Task details:
Copy the full set of lines exactly as given.

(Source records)

::::

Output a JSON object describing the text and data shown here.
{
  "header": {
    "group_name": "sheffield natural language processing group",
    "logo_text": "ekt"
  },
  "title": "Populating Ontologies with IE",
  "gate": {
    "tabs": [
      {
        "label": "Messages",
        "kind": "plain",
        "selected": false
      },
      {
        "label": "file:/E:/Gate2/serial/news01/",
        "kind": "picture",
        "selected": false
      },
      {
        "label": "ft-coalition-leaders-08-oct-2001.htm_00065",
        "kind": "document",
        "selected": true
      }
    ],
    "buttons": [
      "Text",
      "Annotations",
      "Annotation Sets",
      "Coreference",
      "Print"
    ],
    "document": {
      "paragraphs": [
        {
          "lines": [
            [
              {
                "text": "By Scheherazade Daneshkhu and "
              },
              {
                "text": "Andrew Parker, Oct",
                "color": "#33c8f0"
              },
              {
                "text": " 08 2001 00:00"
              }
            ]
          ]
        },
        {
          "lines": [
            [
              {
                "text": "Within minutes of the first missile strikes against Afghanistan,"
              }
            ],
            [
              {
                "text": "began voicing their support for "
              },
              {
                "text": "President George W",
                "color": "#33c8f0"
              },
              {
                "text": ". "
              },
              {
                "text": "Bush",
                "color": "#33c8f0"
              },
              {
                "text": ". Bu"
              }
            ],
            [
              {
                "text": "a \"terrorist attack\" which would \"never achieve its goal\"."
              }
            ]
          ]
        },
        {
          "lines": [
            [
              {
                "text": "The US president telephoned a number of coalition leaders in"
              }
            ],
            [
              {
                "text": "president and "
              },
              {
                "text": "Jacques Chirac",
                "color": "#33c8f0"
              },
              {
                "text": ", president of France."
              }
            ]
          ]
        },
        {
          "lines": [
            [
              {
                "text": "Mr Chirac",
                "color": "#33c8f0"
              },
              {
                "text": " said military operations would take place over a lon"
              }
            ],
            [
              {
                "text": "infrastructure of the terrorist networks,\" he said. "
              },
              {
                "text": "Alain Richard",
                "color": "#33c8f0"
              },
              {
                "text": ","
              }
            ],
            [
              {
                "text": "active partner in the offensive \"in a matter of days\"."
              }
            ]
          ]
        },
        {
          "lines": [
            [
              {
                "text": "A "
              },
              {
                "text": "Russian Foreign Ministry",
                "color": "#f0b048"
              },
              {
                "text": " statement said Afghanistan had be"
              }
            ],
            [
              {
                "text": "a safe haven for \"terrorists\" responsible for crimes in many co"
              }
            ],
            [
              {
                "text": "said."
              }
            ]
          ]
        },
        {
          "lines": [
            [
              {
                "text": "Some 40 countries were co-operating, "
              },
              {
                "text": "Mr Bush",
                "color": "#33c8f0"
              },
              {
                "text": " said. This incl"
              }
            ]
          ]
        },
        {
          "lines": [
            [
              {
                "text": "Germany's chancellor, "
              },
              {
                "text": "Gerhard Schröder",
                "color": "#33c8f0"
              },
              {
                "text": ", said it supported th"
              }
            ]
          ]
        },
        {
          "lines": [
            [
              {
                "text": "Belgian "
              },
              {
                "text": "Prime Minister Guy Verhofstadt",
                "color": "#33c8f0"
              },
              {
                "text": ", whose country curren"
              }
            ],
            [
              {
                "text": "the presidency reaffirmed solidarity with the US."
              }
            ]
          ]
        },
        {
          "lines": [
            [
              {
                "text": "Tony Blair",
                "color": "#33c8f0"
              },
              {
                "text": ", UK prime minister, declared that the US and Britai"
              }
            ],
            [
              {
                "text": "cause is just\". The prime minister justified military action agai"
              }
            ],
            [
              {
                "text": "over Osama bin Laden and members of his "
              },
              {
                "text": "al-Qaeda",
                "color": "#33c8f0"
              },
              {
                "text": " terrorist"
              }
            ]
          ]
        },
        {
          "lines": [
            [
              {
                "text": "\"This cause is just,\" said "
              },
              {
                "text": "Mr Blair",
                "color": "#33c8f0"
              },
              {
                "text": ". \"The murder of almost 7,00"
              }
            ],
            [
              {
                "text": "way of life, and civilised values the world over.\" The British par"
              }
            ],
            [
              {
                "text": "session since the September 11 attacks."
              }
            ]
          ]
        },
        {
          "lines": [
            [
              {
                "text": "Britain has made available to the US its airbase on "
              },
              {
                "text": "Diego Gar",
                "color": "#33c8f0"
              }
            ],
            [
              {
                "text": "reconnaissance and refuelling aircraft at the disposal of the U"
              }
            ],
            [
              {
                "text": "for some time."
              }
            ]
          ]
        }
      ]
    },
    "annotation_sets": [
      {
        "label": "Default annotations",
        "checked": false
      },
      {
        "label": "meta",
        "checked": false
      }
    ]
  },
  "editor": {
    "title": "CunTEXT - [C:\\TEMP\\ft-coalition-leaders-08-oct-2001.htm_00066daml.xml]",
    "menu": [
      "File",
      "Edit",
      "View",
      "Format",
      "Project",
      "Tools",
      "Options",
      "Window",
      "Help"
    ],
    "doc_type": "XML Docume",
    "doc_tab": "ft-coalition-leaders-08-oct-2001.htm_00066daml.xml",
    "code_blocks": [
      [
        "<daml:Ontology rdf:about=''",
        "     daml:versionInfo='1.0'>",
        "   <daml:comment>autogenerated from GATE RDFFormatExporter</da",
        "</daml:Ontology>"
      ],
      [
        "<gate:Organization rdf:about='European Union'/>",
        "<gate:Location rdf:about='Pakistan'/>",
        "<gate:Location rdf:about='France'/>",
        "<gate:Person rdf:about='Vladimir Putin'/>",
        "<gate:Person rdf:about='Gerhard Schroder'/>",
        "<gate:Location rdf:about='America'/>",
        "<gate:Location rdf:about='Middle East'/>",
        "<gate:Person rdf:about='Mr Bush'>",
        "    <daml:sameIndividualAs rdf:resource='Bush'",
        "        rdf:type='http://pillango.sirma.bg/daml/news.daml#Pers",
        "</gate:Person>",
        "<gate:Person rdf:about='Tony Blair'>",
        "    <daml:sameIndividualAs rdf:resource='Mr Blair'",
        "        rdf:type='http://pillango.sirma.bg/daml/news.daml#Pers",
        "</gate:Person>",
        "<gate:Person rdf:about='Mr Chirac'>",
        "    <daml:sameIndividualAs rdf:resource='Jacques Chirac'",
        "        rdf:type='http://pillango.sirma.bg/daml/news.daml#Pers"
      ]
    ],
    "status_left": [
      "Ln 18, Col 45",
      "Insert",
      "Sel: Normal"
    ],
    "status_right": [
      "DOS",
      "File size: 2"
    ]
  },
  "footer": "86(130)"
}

::::

Exercise output:
Output a JSON object describing the text and data shown here.
{
  "header": {
    "group_name": "sheffield natural language processing group",
    "logo_text": "ekt"
  },
  "title": "Populating Ontologies with IE",
  "gate": {
    "tabs": [
      {
        "label": "Messages",
        "kind": "plain",
        "selected": false
      },
      {
        "label": "file:/E:/Gate2/serial/news01/",
        "kind": "picture",
        "selected": false
      },
      {
        "label": "ft-coalition-leaders-08-oct-2001.htm_00065",
        "kind": "document",
        "selected": true
      }
    ],
    "buttons": [
      "Text",
      "Annotations",
      "Annotation Sets",
      "Coreference",
      "Print"
    ],
    "document": {
      "paragraphs": [
        {
          "lines": [
            [
              {
                "text": "By Scheherazade Daneshkhu and "
              },
              {
                "text": "Andrew Parker, Oct",
                "color": "#33c8f0"
              },
              {
                "text": " 08 2001 00:00"
              }
            ]
          ]
        },
        {
          "lines": [
            [
              {
                "text": "Within minutes of the first missile strikes against Afghanistan,"
              }
            ],
            [
              {
                "text": "began voicing their support for "
              },
              {
                "text": "President George W",
                "color": "#33c8f0"
              },
              {
                "text": ". "
              },
              {
                "text": "Bush",
                "color": "#33c8f0"
              },
              {
                "text": ". Bu"
              }
            ],
            [
              {
                "text": "a \"terrorist attack\" which would \"never achieve its goal\"."
              }
            ]
          ]
        },
        {
          "lines": [
            [
              {
                "text": "The US president telephoned a number of coalition leaders in"
              }
            ],
            [
              {
                "text": "president and "
              },
              {
                "text": "Jacques Chirac",
                "color": "#33c8f0"
              },
              {
                "text": ", president of France."
              }
            ]
          ]
        },
        {
          "lines": [
            [
              {
                "text": "Mr Chirac",
                "color": "#33c8f0"
              },
              {
                "text": " said military operations would take place over a lon"
              }
            ],
            [
              {
                "text": "infrastructure of the terrorist networks,\" he said. "
              },
              {
                "text": "Alain Richard",
                "color": "#33c8f0"
              },
              {
                "text": ","
              }
            ],
            [
              {
                "text": "active partner in the offensive \"in a matter of days\"."
              }
            ]
          ]
        },
        {
          "lines": [
            [
              {
                "text": "A "
              },
              {
                "text": "Russian Foreign Ministry",
                "color": "#f0b048"
              },
              {
                "text": " statement said Afghanistan had be"
              }
            ],
            [
              {
                "text": "a safe haven for \"terrorists\" responsible for crimes in many co"
              }
            ],
            [
              {
                "text": "said."
              }
            ]
          ]
        },
        {
          "lines": [
            [
              {
                "text": "Some 40 countries were co-operating, "
              },
              {
                "text": "Mr Bush",
                "color": "#33c8f0"
              },
              {
                "text": " said. This incl"
              }
            ]
          ]
        },
        {
          "lines": [
            [
              {
                "text": "Germany's chancellor, "
              },
              {
                "text": "Gerhard Schröder",
                "color": "#33c8f0"
              },
              {
                "text": ", said it supported th"
              }
            ]
          ]
        },
        {
          "lines": [
            [
              {
                "text": "Belgian "
              },
              {
                "text": "Prime Minister Guy Verhofstadt",
                "color": "#33c8f0"
              },
              {
                "text": ", whose country curren"
              }
            ],
            [
              {
                "text": "the presidency reaffirmed solidarity with the US."
              }
            ]
          ]
        },
        {
          "lines": [
            [
              {
                "text": "Tony Blair",
                "color": "#33c8f0"
              },
              {
                "text": ", UK prime minister, declared that the US and Britai"
              }
            ],
            [
              {
                "text": "cause is just\". The prime minister justified military action agai"
              }
            ],
            [
              {
                "text": "over Osama bin Laden and members of his "
              },
              {
                "text": "al-Qaeda",
                "color": "#33c8f0"
              },
              {
                "text": " terrorist"
              }
            ]
          ]
        },
        {
          "lines": [
            [
              {
                "text": "\"This cause is just,\" said "
              },
              {
                "text": "Mr Blair",
                "color": "#33c8f0"
              },
              {
                "text": ". \"The murder of almost 7,00"
              }
            ],
            [
              {
                "text": "way of life, and civilised values the world over.\" The British par"
              }
            ],
            [
              {
                "text": "session since the September 11 attacks."
              }
            ]
          ]
        },
        {
          "lines": [
            [
              {
                "text": "Britain has made available to the US its airbase on "
              },
              {
                "text": "Diego Gar",
                "color": "#33c8f0"
              }
            ],
            [
              {
                "text": "reconnaissance and refuelling aircraft at the disposal of the U"
              }
            ],
            [
              {
                "text": "for some time."
              }
            ]
          ]
        }
      ]
    },
    "annotation_sets": [
      {
        "label": "Default annotations",
        "checked": false
      },
      {
        "label": "meta",
        "checked": false
      }
    ]
  },
  "editor": {
    "title": "CunTEXT - [C:\\TEMP\\ft-coalition-leaders-08-oct-2001.htm_00066daml.xml]",
    "menu": [
      "File",
      "Edit",
      "View",
      "Format",
      "Project",
      "Tools",
      "Options",
      "Window",
      "Help"
    ],
    "doc_type": "XML Docume",
    "doc_tab": "ft-coalition-leaders-08-oct-2001.htm_00066daml.xml",
    "code_blocks": [
      [
        "<daml:Ontology rdf:about=''",
        "     daml:versionInfo='1.0'>",
        "   <daml:comment>autogenerated from GATE RDFFormatExporter</da",
        "</daml:Ontology>"
      ],
      [
        "<gate:Organization rdf:about='European Union'/>",
        "<gate:Location rdf:about='Pakistan'/>",
        "<gate:Location rdf:about='France'/>",
        "<gate:Person rdf:about='Vladimir Putin'/>",
        "<gate:Person rdf:about='Gerhard Schroder'/>",
        "<gate:Location rdf:about='America'/>",
        "<gate:Location rdf:about='Middle East'/>",
        "<gate:Person rdf:about='Mr Bush'>",
        "    <daml:sameIndividualAs rdf:resource='Bush'",
        "        rdf:type='http://pillango.sirma.bg/daml/news.daml#Pers",
        "</gate:Person>",
        "<gate:Person rdf:about='Tony Blair'>",
        "    <daml:sameIndividualAs rdf:resource='Mr Blair'",
        "        rdf:type='http://pillango.sirma.bg/daml/news.daml#Pers",
        "</gate:Person>",
        "<gate:Person rdf:about='Mr Chirac'>",
        "    <daml:sameIndividualAs rdf:resource='Jacques Chirac'",
        "        rdf:type='http://pillango.sirma.bg/daml/news.daml#Pers"
      ]
    ],
    "status_left": [
      "Ln 18, Col 45",
      "Insert",
      "Sel: Normal"
    ],
    "status_right": [
      "DOS",
      "File size: 2"
    ]
  },
  "footer": "86(130)"
}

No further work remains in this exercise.